Extracted data entries
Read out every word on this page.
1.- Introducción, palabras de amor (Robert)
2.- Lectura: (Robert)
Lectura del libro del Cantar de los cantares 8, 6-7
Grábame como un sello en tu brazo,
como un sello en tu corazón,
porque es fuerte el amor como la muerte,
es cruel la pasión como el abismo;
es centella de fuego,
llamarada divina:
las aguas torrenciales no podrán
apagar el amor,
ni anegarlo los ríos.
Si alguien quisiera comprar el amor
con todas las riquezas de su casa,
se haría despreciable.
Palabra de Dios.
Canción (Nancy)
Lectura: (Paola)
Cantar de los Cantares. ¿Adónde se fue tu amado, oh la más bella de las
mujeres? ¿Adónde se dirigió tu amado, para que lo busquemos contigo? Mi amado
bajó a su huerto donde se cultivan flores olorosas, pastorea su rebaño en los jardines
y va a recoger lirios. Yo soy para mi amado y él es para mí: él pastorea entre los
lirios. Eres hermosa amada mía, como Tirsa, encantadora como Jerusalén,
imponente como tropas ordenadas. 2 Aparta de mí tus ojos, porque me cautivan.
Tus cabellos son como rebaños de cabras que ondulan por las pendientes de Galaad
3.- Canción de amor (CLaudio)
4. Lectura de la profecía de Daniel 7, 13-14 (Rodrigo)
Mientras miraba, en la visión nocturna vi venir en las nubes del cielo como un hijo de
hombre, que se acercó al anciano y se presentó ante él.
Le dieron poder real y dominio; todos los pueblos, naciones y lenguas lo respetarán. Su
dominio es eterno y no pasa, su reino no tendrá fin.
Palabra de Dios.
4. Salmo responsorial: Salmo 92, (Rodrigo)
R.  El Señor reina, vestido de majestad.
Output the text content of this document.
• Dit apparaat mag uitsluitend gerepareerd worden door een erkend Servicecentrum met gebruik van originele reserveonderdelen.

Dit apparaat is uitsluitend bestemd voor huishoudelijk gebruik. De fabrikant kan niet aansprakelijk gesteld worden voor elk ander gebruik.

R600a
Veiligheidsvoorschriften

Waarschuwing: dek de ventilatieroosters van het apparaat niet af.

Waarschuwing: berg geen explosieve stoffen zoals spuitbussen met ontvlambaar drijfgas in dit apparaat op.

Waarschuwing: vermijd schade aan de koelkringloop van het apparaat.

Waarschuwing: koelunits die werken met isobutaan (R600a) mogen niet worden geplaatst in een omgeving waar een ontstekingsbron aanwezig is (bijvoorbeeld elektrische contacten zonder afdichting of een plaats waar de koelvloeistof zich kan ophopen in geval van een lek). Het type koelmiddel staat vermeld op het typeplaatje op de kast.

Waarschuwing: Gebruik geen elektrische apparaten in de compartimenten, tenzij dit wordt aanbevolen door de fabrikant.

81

WORK TO COMPLETE:
Track down the lines that include the word "door" and copy them.

ANSWER TO THIS PROBLEM:
• Dit apparaat mag uitsluitend gerepareerd worden door een erkend Servicecentrum met gebruik van originele reserveonderdelen.
Waarschuwing: Gebruik geen elektrische apparaten in de compartimenten, tenzij dit wordt aanbevolen door de fabrikant.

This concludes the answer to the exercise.